#### [GOAL]
Search the listing for the string "icon" and copy every line that contains it.

>>>>>

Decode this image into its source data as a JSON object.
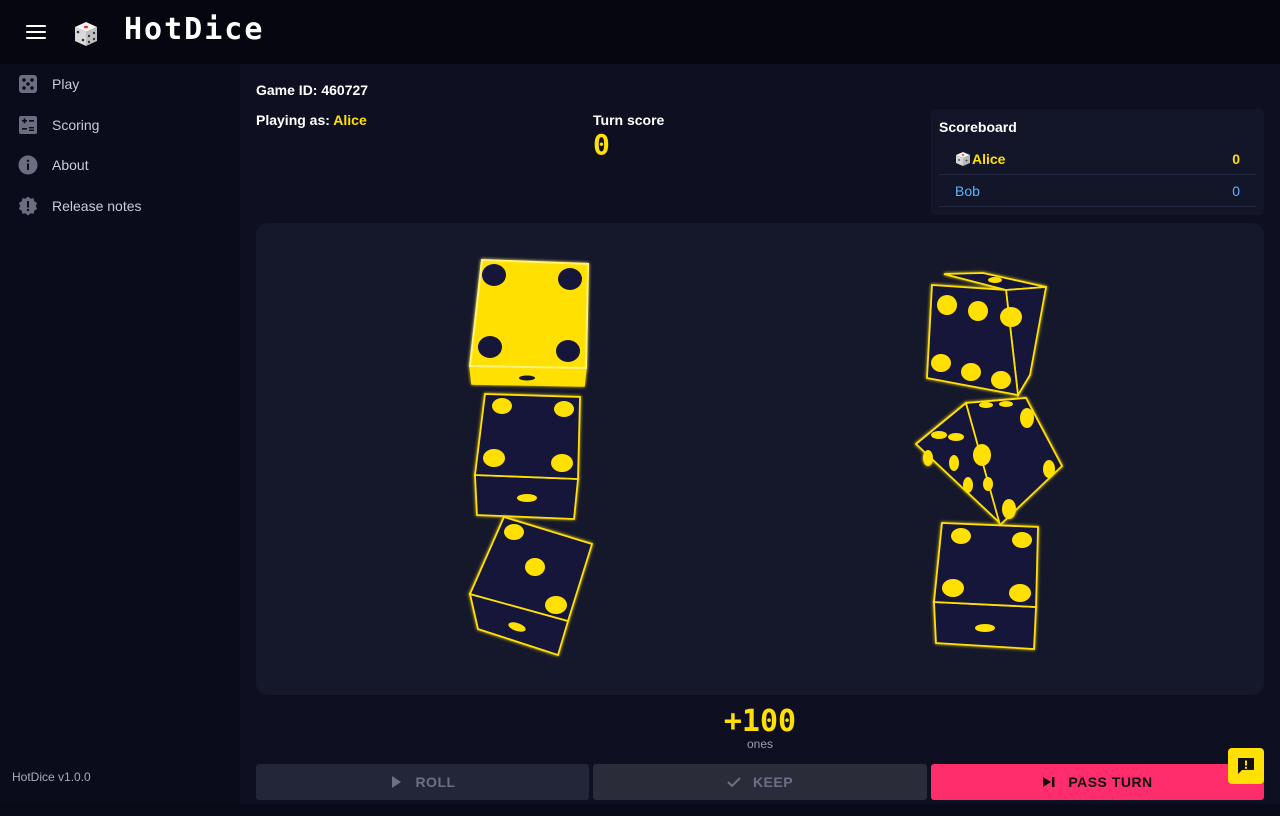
{
  "header": {
    "title": "HotDice"
  },
  "sidebar": {
    "items": [
      {
        "label": "Play",
        "icon": "dice-icon"
      },
      {
        "label": "Scoring",
        "icon": "calculator-icon"
      },
      {
        "label": "About",
        "icon": "info-icon"
      },
      {
        "label": "Release notes",
        "icon": "badge-alert-icon"
      }
    ],
    "version": "HotDice v1.0.0"
  },
  "game": {
    "game_id_label": "Game ID: 460727",
    "playing_as_label": "Playing as: ",
    "player_name": "Alice",
    "turn_score_label": "Turn score",
    "turn_score": "0"
  },
  "scoreboard": {
    "title": "Scoreboard",
    "players": [
      {
        "name": "Alice",
        "score": "0",
        "current": true
      },
      {
        "name": "Bob",
        "score": "0",
        "current": false
      }
    ]
  },
  "dice": {
    "face_values": [
      4,
      4,
      3,
      6,
      5,
      4
    ],
    "held": [
      true,
      false,
      false,
      false,
      false,
      false
    ],
    "accent_color": "#ffe000",
    "die_body_color": "#14163a"
  },
  "selection": {
    "points": "+100",
    "description": "ones"
  },
  "actions": {
    "roll_label": "ROLL",
    "keep_label": "KEEP",
    "pass_label": "PASS TURN"
  },
  "colors": {
    "accent": "#ffe000",
    "pass_button": "#ff2d6b",
    "secondary_player": "#5ab4ff"
  }
}
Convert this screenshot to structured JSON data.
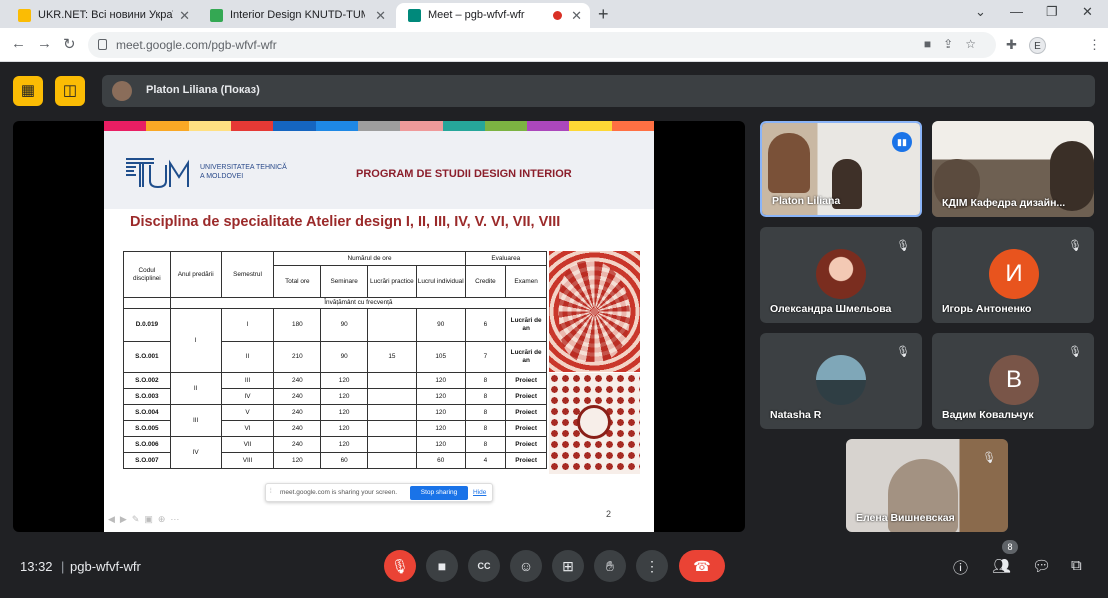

<<<<<

#### [RESPONSE TO THIS TASK]
        "icon": "dice-icon"
        "icon": "calculator-icon"
        "icon": "info-icon"
        "icon": "badge-alert-icon"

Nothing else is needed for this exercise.